应用场景

  1. cookie过期时间很长,常用于一些不规范的网站

  2. 能够在cookies过期之前把所有的数据都拿到

  3. 配合其他程序使用,比如使用selenium把登录之后的cookie获取并且保存到本地,scrapy发送请求之前先读取本地cookie

网站实战

由于没有人人网账号,以及网站关闭注册功能,遂使用博客园作为实验对象

第一步:使用自己的账号密码登录博客园

第二步:打开开发者工具,查看代码,尤其是获取cookie和响应网页地址

第三步:在设置中开启COOKIE_DEBUG并且关闭爬虫机器人协议

image.png
image.png
image.png

代码 cn主文件 以及 settings

  1. import scrapy,re
  2. class CnSpider(scrapy.Spider):
  3. name = 'cn'
  4. allowed_domains = ['cnblogs.com']
  5. start_urls = ['https://home.cnblogs.com/u/1915559/']
  6. # 自定义请求
  7. def start_requests(self):
  8. cookies = "_ga=GA1.2.1371920857.1612517028; UM_distinctid=17771b1eea11c6-0a6fcfe6ae0b7e-50391c40-1fa400-17771b1eea22d3; _gid=GA1.2.491407864.1613878814; .Cnblogs.AspNetCore.Cookies=CfDJ8EklyHYHyB5Oj4onWtxTnxZuNiSdT_llcUG-fh7ZACmYsSvivbmbLdq7BrK1PBHoGvRZUsRNoS9RyR0y44cgR0A8wpdQpOfRk-8wPSX-4FuAYkZMNbIYuy_YLzBSEbkdpk4Q_-iQa8nBN-cHpgShGUPmRARj8o4uaytL3HwS9aVXg5zF4uduItVUoqEkTU3dsfqoKkpN1Om2NEQs8VsEgWQQVYvi66-2wh_wqOW-kGhmVQI3SrAxZhop9KOuz9oTPC99TfHTLNcOa44GV4trAG7uwvs5VLdxJZssLtpWb2RTlq4IiVjg5tJyVLc523RfQmQhEZwy4-kkLbErHVCpz5xRnApd8A2ngSr7TkK4G2zSi30fH2R_euRrkubgseMurctQYCCcVSSk4i2e7-rd6UbgXEqC7ixxQAkhStK91f5r-DPVymdjggfiCPgaSfiKYtsUC5uH1c8ssNRTIVVEJcsoyV2sjO5ZE5uESuwOgRnWSL7ZtyFmNYuIbOvX6P68IMFkUDtEl7zxUledkriSYhOqke2MkQ0_tcdI_fndPtDFSLMEH7P2b0izmolyL2SriQ; .CNBlogsCookie=50AF3098CC48D4796BBA7747DED1407466251BA9586FAF7A72E68E073ED6DCEFD9D72BFD4BC4FE559970B441CD0A35B6BDEB555C1E172A7DDC0DBD3F026BD591220DBC257E27DF555E7523900750C97AB52D2727B6F28A1D3B24921B33B56F9F77854C02; .AspNetCore.Antiforgery.b8-pDmTq1XM=CfDJ8EklyHYHyB5Oj4onWtxTnxZDDbDJ2fgtNBtN06jdLFlxNlY48vW_t14mH8tWcMGBhGzPsgMML0WmWvrbF6hHFEiu_T_b4NekX18fo4Z-sKIBqgS3ZECQZl0EaaILyiSrxRTss7w05HaBBQriGeSclwY"

- 任务:
请把研究文本中的这句话译成英文:“由于没有人人网账号,以及网站关闭注册功能,遂使用博客园作为实验对象”。

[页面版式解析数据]
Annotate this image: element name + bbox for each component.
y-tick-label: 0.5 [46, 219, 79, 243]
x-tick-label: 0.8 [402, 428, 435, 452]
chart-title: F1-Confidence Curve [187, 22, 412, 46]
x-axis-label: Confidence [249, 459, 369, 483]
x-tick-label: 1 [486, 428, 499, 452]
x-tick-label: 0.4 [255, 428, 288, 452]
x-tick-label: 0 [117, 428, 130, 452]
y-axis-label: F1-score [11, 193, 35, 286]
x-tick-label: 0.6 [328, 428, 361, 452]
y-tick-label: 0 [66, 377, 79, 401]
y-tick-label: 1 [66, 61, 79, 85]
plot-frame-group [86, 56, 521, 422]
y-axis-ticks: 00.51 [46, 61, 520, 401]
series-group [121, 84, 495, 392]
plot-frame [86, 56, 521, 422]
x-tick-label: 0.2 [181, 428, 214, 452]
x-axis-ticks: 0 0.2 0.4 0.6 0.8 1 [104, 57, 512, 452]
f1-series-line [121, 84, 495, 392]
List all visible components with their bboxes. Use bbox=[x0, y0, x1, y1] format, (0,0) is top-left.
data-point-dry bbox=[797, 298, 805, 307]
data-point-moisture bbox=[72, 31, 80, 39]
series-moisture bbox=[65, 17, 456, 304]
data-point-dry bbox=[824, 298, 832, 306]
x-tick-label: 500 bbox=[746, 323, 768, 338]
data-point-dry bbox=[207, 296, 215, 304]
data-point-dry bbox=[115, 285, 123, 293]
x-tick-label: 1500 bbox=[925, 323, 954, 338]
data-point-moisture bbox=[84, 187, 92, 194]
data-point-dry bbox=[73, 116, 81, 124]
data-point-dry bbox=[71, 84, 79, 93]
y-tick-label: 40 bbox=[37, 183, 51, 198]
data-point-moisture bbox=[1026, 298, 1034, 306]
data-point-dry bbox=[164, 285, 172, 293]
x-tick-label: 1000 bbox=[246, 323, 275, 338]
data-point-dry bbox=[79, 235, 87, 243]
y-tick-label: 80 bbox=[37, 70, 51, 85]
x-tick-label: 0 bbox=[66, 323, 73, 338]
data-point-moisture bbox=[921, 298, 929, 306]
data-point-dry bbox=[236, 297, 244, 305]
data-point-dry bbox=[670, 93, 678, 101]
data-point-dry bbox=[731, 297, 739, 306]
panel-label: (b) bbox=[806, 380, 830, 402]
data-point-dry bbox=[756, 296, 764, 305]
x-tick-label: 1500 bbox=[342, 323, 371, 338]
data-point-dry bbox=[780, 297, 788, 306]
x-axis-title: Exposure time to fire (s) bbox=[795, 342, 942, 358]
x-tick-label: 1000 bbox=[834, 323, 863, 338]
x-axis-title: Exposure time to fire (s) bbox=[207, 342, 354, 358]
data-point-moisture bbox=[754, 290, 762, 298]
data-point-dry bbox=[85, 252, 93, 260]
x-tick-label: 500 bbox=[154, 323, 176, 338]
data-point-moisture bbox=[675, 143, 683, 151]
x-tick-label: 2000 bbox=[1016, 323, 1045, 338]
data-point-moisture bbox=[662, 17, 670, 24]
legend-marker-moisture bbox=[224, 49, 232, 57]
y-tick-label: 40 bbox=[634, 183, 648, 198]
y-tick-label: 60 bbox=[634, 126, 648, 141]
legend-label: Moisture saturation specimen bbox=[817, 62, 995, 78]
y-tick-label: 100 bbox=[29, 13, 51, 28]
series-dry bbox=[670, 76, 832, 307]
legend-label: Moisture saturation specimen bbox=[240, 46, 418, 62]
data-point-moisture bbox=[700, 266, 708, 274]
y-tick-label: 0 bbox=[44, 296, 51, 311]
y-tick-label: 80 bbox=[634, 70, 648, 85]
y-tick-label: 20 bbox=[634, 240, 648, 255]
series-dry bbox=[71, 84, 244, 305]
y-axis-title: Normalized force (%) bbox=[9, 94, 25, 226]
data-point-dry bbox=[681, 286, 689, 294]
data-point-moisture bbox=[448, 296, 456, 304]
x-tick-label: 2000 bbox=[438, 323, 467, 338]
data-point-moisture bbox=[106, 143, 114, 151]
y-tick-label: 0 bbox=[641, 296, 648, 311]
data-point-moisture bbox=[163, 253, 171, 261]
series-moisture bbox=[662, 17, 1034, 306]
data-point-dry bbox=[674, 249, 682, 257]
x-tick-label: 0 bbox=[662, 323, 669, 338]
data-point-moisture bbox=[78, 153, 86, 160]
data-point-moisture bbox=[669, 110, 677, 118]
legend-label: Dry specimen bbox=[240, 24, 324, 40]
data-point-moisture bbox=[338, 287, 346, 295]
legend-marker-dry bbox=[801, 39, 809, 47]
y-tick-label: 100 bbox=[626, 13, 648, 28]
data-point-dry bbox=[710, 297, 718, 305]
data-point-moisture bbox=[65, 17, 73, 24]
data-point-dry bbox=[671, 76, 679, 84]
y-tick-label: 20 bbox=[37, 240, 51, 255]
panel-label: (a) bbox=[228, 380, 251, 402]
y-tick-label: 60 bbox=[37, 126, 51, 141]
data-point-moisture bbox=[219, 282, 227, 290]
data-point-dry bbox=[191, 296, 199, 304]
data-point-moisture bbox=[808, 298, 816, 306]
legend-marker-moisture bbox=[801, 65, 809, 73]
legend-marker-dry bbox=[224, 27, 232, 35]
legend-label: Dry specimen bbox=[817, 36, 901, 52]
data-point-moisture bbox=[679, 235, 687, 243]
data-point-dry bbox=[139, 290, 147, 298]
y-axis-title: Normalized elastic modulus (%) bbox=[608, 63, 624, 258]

- 参考答案:
Since there was no Renren account and the site had closed registration, Cnblogs was used as the test subject instead.